◆ GOAL ◆
Copy out every record below, word for word.

◆ DATA IN THIS EXERCISE ◆
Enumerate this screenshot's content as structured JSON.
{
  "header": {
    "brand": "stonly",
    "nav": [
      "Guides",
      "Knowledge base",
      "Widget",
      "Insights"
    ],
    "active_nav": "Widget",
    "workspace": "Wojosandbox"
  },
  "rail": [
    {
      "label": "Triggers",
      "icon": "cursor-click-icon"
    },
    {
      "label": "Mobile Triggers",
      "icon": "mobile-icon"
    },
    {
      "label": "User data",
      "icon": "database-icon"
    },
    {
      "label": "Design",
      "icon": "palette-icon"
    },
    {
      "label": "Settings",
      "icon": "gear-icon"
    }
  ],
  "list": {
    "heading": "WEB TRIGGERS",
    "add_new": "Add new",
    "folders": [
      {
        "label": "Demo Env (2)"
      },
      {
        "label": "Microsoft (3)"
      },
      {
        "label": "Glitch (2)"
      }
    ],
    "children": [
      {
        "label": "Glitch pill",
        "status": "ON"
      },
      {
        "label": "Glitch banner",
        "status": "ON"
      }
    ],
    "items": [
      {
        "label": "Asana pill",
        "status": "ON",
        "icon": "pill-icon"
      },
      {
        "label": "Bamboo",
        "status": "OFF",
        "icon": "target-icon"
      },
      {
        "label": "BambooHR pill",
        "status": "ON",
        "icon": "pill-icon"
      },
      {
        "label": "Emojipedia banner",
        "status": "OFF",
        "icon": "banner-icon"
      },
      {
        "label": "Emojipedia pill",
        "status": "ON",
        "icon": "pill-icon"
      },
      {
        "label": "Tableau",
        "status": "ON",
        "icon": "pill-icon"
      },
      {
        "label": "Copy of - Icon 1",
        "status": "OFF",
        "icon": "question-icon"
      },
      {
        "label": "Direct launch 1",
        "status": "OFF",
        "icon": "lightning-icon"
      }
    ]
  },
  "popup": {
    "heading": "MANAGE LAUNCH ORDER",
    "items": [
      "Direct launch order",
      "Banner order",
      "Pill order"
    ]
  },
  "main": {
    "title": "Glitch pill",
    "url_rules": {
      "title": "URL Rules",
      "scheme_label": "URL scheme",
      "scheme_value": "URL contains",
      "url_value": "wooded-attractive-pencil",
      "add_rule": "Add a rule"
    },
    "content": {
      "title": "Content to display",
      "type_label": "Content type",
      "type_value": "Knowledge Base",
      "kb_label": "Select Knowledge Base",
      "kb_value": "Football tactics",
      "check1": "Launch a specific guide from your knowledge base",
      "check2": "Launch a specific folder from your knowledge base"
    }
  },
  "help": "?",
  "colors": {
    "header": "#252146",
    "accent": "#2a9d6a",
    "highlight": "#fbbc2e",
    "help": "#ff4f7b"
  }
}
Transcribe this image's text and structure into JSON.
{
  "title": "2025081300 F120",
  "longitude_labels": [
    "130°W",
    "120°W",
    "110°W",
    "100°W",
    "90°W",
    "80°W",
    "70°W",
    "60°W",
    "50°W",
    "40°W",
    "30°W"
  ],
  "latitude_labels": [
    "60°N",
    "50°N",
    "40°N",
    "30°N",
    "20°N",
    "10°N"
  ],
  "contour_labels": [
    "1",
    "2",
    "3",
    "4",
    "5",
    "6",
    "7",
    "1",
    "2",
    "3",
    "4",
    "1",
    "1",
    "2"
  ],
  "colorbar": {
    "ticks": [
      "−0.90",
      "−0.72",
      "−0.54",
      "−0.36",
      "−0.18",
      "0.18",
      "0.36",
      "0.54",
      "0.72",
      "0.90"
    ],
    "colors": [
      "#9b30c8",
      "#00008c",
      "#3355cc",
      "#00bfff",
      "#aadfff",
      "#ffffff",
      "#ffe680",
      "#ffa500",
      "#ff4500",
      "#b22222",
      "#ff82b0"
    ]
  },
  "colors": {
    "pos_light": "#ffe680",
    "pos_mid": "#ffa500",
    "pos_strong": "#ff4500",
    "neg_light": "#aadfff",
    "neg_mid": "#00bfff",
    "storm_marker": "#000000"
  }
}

◆ OUTPUT OF THE TASK ◆
Enumerate this screenshot's content as structured JSON.
{
  "header": {
    "brand": "stonly",
    "nav": [
      "Guides",
      "Knowledge base",
      "Widget",
      "Insights"
    ],
    "active_nav": "Widget",
    "workspace": "Wojosandbox"
  },
  "rail": [
    {
      "label": "Triggers",
      "icon": "cursor-click-icon"
    },
    {
      "label": "Mobile Triggers",
      "icon": "mobile-icon"
    },
    {
      "label": "User data",
      "icon": "database-icon"
    },
    {
      "label": "Design",
      "icon": "palette-icon"
    },
    {
      "label": "Settings",
      "icon": "gear-icon"
    }
  ],
  "list": {
    "heading": "WEB TRIGGERS",
    "add_new": "Add new",
    "folders": [
      {
        "label": "Demo Env (2)"
      },
      {
        "label": "Microsoft (3)"
      },
      {
        "label": "Glitch (2)"
      }
    ],
    "children": [
      {
        "label": "Glitch pill",
        "status": "ON"
      },
      {
        "label": "Glitch banner",
        "status": "ON"
      }
    ],
    "items": [
      {
        "label": "Asana pill",
        "status": "ON",
        "icon": "pill-icon"
      },
      {
        "label": "Bamboo",
        "status": "OFF",
        "icon": "target-icon"
      },
      {
        "label": "BambooHR pill",
        "status": "ON",
        "icon": "pill-icon"
      },
      {
        "label": "Emojipedia banner",
        "status": "OFF",
        "icon": "banner-icon"
      },
      {
        "label": "Emojipedia pill",
        "status": "ON",
        "icon": "pill-icon"
      },
      {
        "label": "Tableau",
        "status": "ON",
        "icon": "pill-icon"
      },
      {
        "label": "Copy of - Icon 1",
        "status": "OFF",
        "icon": "question-icon"
      },
      {
        "label": "Direct launch 1",
        "status": "OFF",
        "icon": "lightning-icon"
      }
    ]
  },
  "popup": {
    "heading": "MANAGE LAUNCH ORDER",
    "items": [
      "Direct launch order",
      "Banner order",
      "Pill order"
    ]
  },
  "main": {
    "title": "Glitch pill",
    "url_rules": {
      "title": "URL Rules",
      "scheme_label": "URL scheme",
      "scheme_value": "URL contains",
      "url_value": "wooded-attractive-pencil",
      "add_rule": "Add a rule"
    },
    "content": {
      "title": "Content to display",
      "type_label": "Content type",
      "type_value": "Knowledge Base",
      "kb_label": "Select Knowledge Base",
      "kb_value": "Football tactics",
      "check1": "Launch a specific guide from your knowledge base",
      "check2": "Launch a specific folder from your knowledge base"
    }
  },
  "help": "?",
  "colors": {
    "header": "#252146",
    "accent": "#2a9d6a",
    "highlight": "#fbbc2e",
    "help": "#ff4f7b"
  }
}
Transcribe this image's text and structure into JSON.
{
  "title": "2025081300 F120",
  "longitude_labels": [
    "130°W",
    "120°W",
    "110°W",
    "100°W",
    "90°W",
    "80°W",
    "70°W",
    "60°W",
    "50°W",
    "40°W",
    "30°W"
  ],
  "latitude_labels": [
    "60°N",
    "50°N",
    "40°N",
    "30°N",
    "20°N",
    "10°N"
  ],
  "contour_labels": [
    "1",
    "2",
    "3",
    "4",
    "5",
    "6",
    "7",
    "1",
    "2",
    "3",
    "4",
    "1",
    "1",
    "2"
  ],
  "colorbar": {
    "ticks": [
      "−0.90",
      "−0.72",
      "−0.54",
      "−0.36",
      "−0.18",
      "0.18",
      "0.36",
      "0.54",
      "0.72",
      "0.90"
    ],
    "colors": [
      "#9b30c8",
      "#00008c",
      "#3355cc",
      "#00bfff",
      "#aadfff",
      "#ffffff",
      "#ffe680",
      "#ffa500",
      "#ff4500",
      "#b22222",
      "#ff82b0"
    ]
  },
  "colors": {
    "pos_light": "#ffe680",
    "pos_mid": "#ffa500",
    "pos_strong": "#ff4500",
    "neg_light": "#aadfff",
    "neg_mid": "#00bfff",
    "storm_marker": "#000000"
  }
}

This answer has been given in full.